(Data entries)
§

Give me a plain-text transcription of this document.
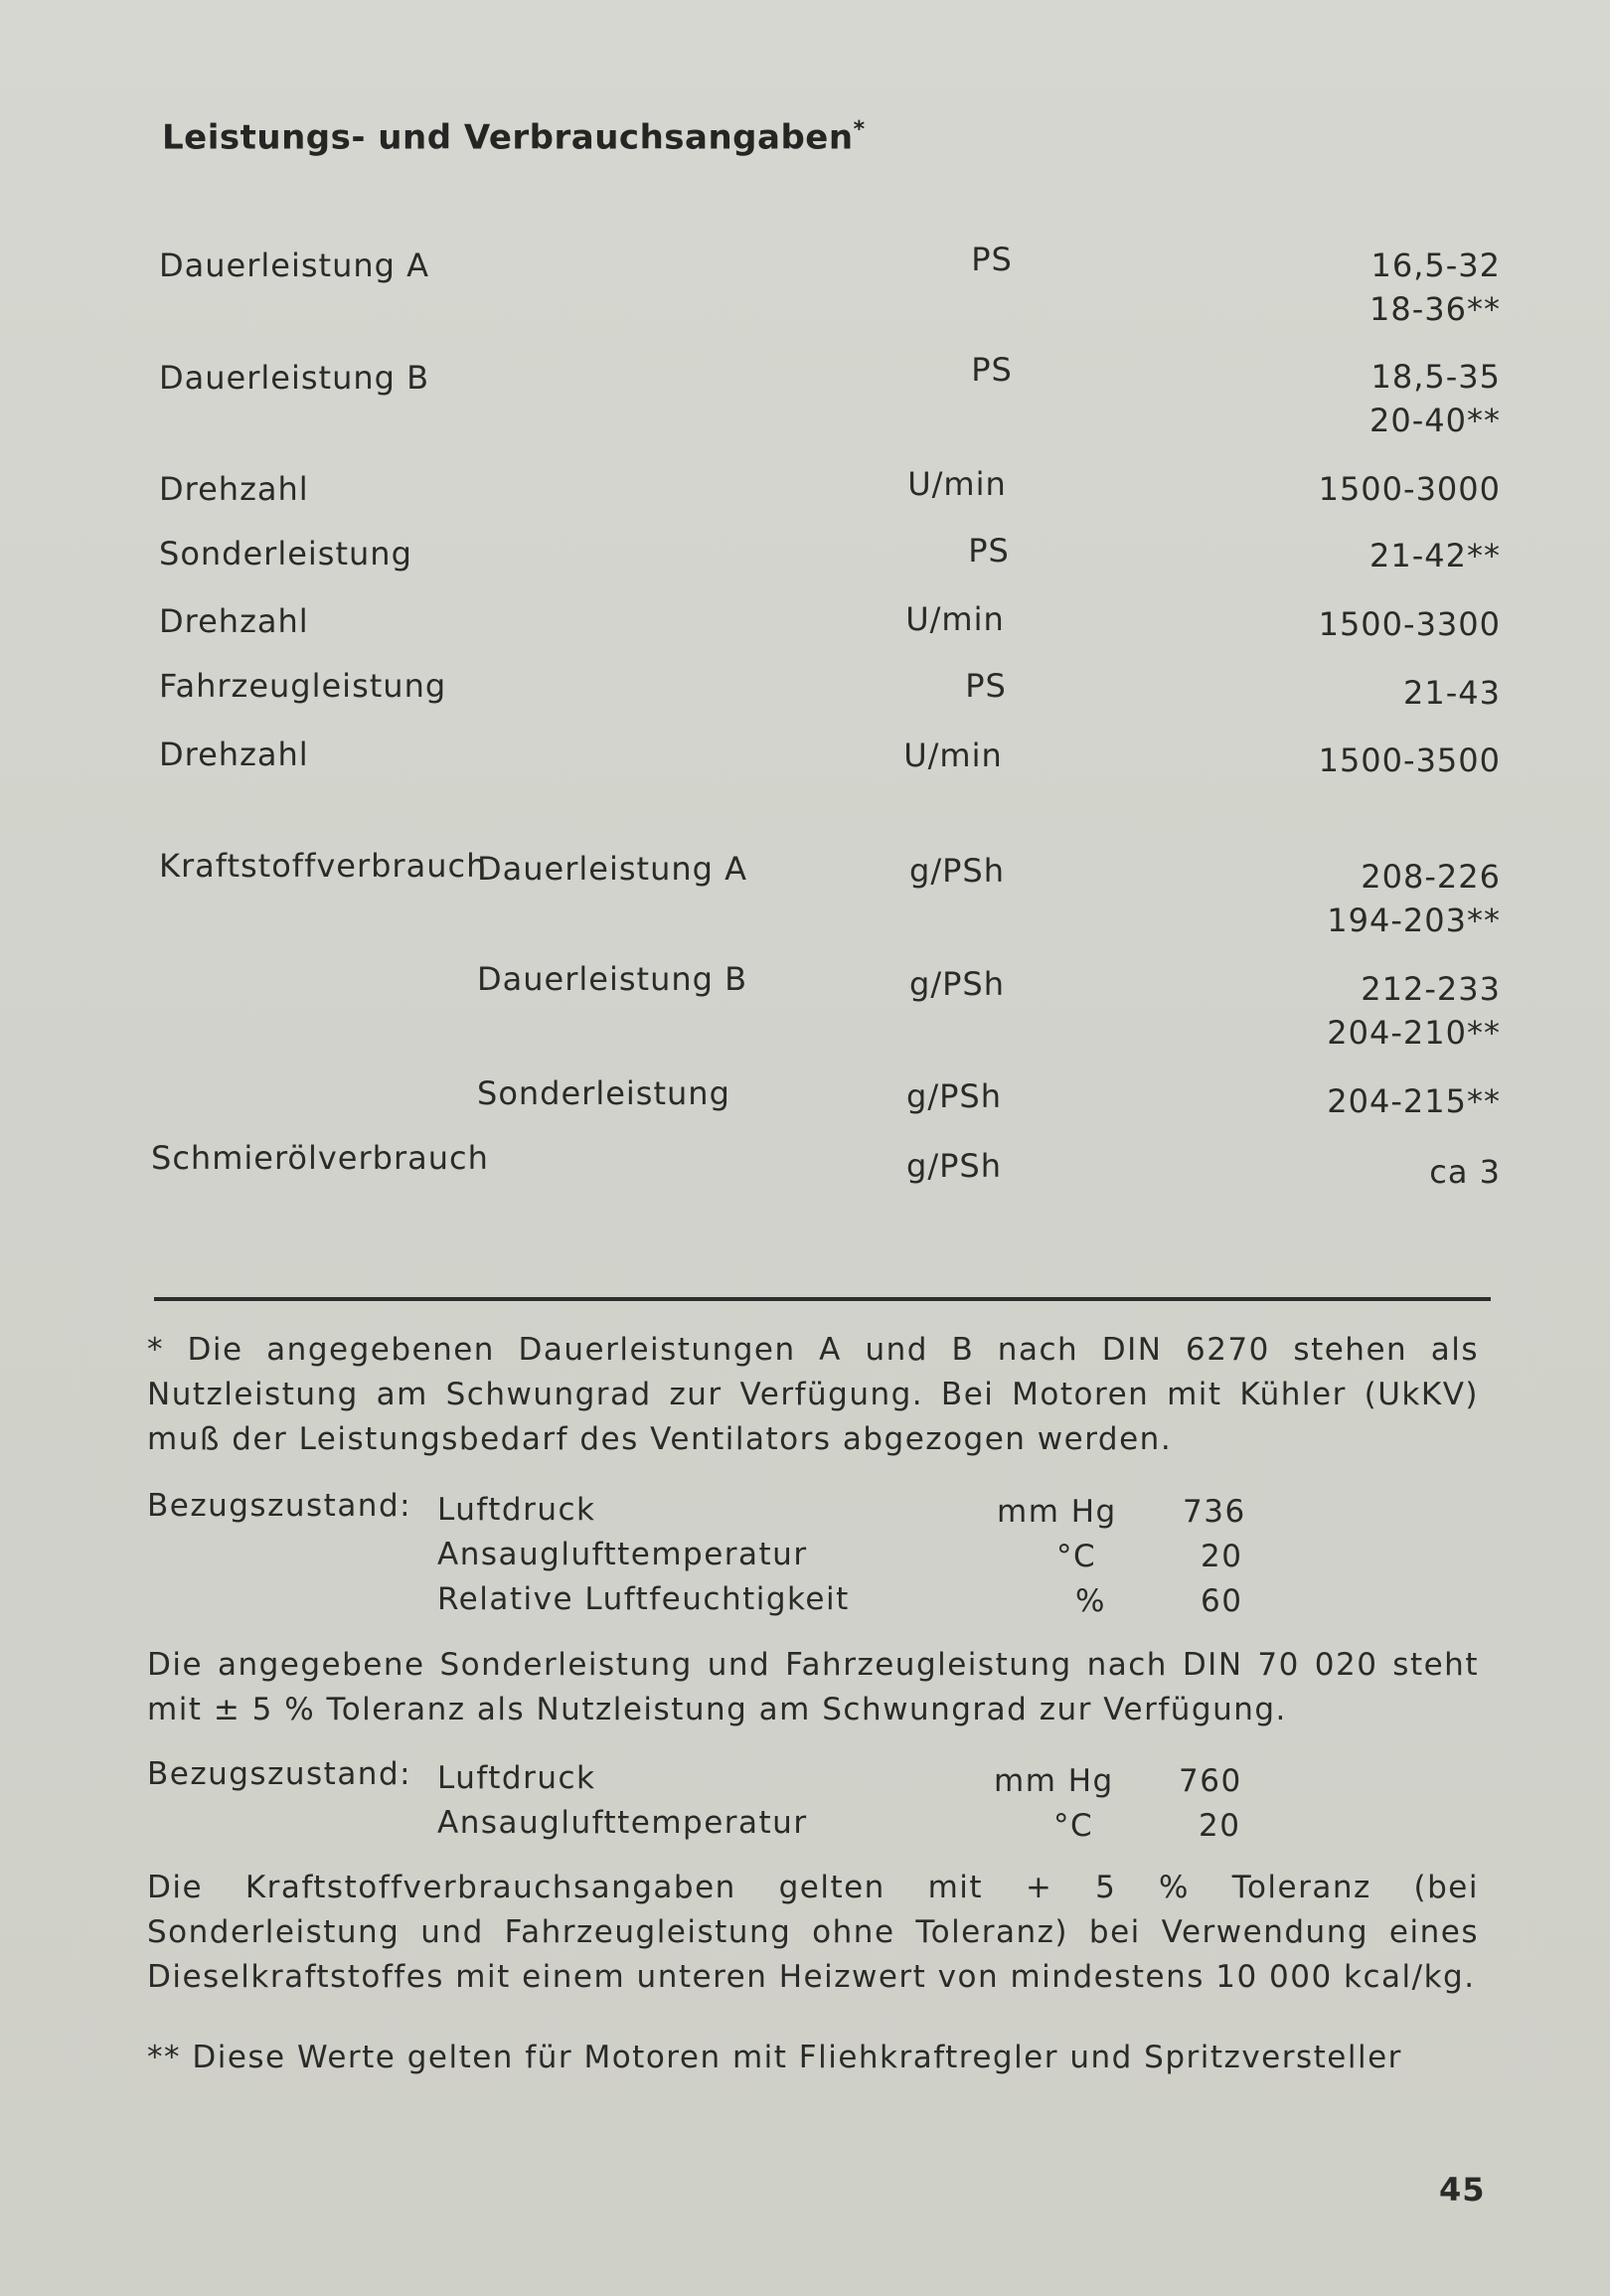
Leistungs- und Verbrauchsangaben*
Dauerleistung A	PS	16,5-32
18-36**
Dauerleistung B	PS	18,5-35
20-40**
Drehzahl	U/min	1500-3000
Sonderleistung	PS	21-42**
Drehzahl	U/min	1500-3300
Fahrzeugleistung	PS	21-43
Drehzahl	U/min	1500-3500
Kraftstoffverbrauch
Dauerleistung A	g/PSh	208-226
194-203**
Dauerleistung B	g/PSh	212-233
204-210**
Sonderleistung	g/PSh	204-215**
Schmierölverbrauch	g/PSh	ca 3
* Die angegebenen Dauerleistungen A und B nach DIN 6270 stehen als Nutzleistung am Schwungrad zur Verfügung. Bei Motoren mit Kühler (UkKV) muß der Leistungsbedarf des Ventilators abgezogen werden.
Bezugszustand: Luftdruck	mm Hg 736
Ansauglufttemperatur	°C	20
Relative Luftfeuchtigkeit	%	60
Die angegebene Sonderleistung und Fahrzeugleistung nach DIN 70 020 steht mit ± 5 % Toleranz als Nutzleistung am Schwungrad zur Verfügung.
Bezugszustand: Luftdruck	mm Hg 760
Ansauglufttemperatur	°C	20
Die Kraftstoffverbrauchsangaben gelten mit + 5 % Toleranz (bei Sonderleistung und Fahrzeugleistung ohne Toleranz) bei Verwendung eines Dieselkraftstoffes mit einem unteren Heizwert von mindestens 10 000 kcal/kg.
** Diese Werte gelten für Motoren mit Fliehkraftregler und Spritzversteller
45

§

* [What to work on]: Please transcribe the material above exactly as written. Leave the pictures out.

* [Result of this exercise]:
Give me a plain-text transcription of this document.
Leistungs- und Verbrauchsangaben*
Dauerleistung A	PS	16,5-32
18-36**
Dauerleistung B	PS	18,5-35
20-40**
Drehzahl	U/min	1500-3000
Sonderleistung	PS	21-42**
Drehzahl	U/min	1500-3300
Fahrzeugleistung	PS	21-43
Drehzahl	U/min	1500-3500
Kraftstoffverbrauch
Dauerleistung A	g/PSh	208-226
194-203**
Dauerleistung B	g/PSh	212-233
204-210**
Sonderleistung	g/PSh	204-215**
Schmierölverbrauch	g/PSh	ca 3
* Die angegebenen Dauerleistungen A und B nach DIN 6270 stehen als Nutzleistung am Schwungrad zur Verfügung. Bei Motoren mit Kühler (UkKV) muß der Leistungsbedarf des Ventilators abgezogen werden.
Bezugszustand: Luftdruck	mm Hg 736
Ansauglufttemperatur	°C	20
Relative Luftfeuchtigkeit	%	60
Die angegebene Sonderleistung und Fahrzeugleistung nach DIN 70 020 steht mit ± 5 % Toleranz als Nutzleistung am Schwungrad zur Verfügung.
Bezugszustand: Luftdruck	mm Hg 760
Ansauglufttemperatur	°C	20
Die Kraftstoffverbrauchsangaben gelten mit + 5 % Toleranz (bei Sonderleistung und Fahrzeugleistung ohne Toleranz) bei Verwendung eines Dieselkraftstoffes mit einem unteren Heizwert von mindestens 10 000 kcal/kg.
** Diese Werte gelten für Motoren mit Fliehkraftregler und Spritzversteller
45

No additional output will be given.